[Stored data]
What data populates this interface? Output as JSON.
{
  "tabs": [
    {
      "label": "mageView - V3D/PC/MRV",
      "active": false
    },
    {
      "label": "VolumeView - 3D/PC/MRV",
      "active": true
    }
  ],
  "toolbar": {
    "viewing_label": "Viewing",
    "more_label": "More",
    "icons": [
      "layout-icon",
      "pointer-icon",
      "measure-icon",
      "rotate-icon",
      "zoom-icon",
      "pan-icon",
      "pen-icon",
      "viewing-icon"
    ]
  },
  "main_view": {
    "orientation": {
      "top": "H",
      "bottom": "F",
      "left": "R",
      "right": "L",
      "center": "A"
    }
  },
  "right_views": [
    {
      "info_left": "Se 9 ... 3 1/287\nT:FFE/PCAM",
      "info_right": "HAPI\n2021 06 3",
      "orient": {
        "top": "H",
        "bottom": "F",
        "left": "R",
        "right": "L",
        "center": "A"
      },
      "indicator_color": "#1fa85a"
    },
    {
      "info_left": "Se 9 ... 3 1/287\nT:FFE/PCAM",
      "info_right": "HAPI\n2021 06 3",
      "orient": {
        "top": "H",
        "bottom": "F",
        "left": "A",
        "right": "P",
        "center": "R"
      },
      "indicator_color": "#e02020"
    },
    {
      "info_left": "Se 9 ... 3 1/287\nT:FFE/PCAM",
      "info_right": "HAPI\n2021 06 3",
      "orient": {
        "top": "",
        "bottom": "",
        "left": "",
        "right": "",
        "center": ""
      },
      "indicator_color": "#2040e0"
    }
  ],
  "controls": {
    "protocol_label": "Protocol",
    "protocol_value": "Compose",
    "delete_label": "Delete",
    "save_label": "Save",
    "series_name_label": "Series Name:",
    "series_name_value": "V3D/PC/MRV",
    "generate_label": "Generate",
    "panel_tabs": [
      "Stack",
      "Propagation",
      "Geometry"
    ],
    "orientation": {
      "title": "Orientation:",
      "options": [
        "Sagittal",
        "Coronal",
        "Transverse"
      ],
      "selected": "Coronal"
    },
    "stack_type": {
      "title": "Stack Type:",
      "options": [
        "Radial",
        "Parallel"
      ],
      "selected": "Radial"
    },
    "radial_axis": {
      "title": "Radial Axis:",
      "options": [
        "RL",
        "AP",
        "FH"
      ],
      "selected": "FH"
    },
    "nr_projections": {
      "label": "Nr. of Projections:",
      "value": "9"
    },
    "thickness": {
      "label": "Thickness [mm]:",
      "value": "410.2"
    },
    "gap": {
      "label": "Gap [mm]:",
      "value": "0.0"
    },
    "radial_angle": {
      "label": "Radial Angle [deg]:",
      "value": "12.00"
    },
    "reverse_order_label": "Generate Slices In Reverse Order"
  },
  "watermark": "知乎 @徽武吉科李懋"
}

## Description of the task
Reproduce the data shown above exactly.

## Response below
What data populates this interface? Output as JSON.
{
  "tabs": [
    {
      "label": "mageView - V3D/PC/MRV",
      "active": false
    },
    {
      "label": "VolumeView - 3D/PC/MRV",
      "active": true
    }
  ],
  "toolbar": {
    "viewing_label": "Viewing",
    "more_label": "More",
    "icons": [
      "layout-icon",
      "pointer-icon",
      "measure-icon",
      "rotate-icon",
      "zoom-icon",
      "pan-icon",
      "pen-icon",
      "viewing-icon"
    ]
  },
  "main_view": {
    "orientation": {
      "top": "H",
      "bottom": "F",
      "left": "R",
      "right": "L",
      "center": "A"
    }
  },
  "right_views": [
    {
      "info_left": "Se 9 ... 3 1/287\nT:FFE/PCAM",
      "info_right": "HAPI\n2021 06 3",
      "orient": {
        "top": "H",
        "bottom": "F",
        "left": "R",
        "right": "L",
        "center": "A"
      },
      "indicator_color": "#1fa85a"
    },
    {
      "info_left": "Se 9 ... 3 1/287\nT:FFE/PCAM",
      "info_right": "HAPI\n2021 06 3",
      "orient": {
        "top": "H",
        "bottom": "F",
        "left": "A",
        "right": "P",
        "center": "R"
      },
      "indicator_color": "#e02020"
    },
    {
      "info_left": "Se 9 ... 3 1/287\nT:FFE/PCAM",
      "info_right": "HAPI\n2021 06 3",
      "orient": {
        "top": "",
        "bottom": "",
        "left": "",
        "right": "",
        "center": ""
      },
      "indicator_color": "#2040e0"
    }
  ],
  "controls": {
    "protocol_label": "Protocol",
    "protocol_value": "Compose",
    "delete_label": "Delete",
    "save_label": "Save",
    "series_name_label": "Series Name:",
    "series_name_value": "V3D/PC/MRV",
    "generate_label": "Generate",
    "panel_tabs": [
      "Stack",
      "Propagation",
      "Geometry"
    ],
    "orientation": {
      "title": "Orientation:",
      "options": [
        "Sagittal",
        "Coronal",
        "Transverse"
      ],
      "selected": "Coronal"
    },
    "stack_type": {
      "title": "Stack Type:",
      "options": [
        "Radial",
        "Parallel"
      ],
      "selected": "Radial"
    },
    "radial_axis": {
      "title": "Radial Axis:",
      "options": [
        "RL",
        "AP",
        "FH"
      ],
      "selected": "FH"
    },
    "nr_projections": {
      "label": "Nr. of Projections:",
      "value": "9"
    },
    "thickness": {
      "label": "Thickness [mm]:",
      "value": "410.2"
    },
    "gap": {
      "label": "Gap [mm]:",
      "value": "0.0"
    },
    "radial_angle": {
      "label": "Radial Angle [deg]:",
      "value": "12.00"
    },
    "reverse_order_label": "Generate Slices In Reverse Order"
  },
  "watermark": "知乎 @徽武吉科李懋"
}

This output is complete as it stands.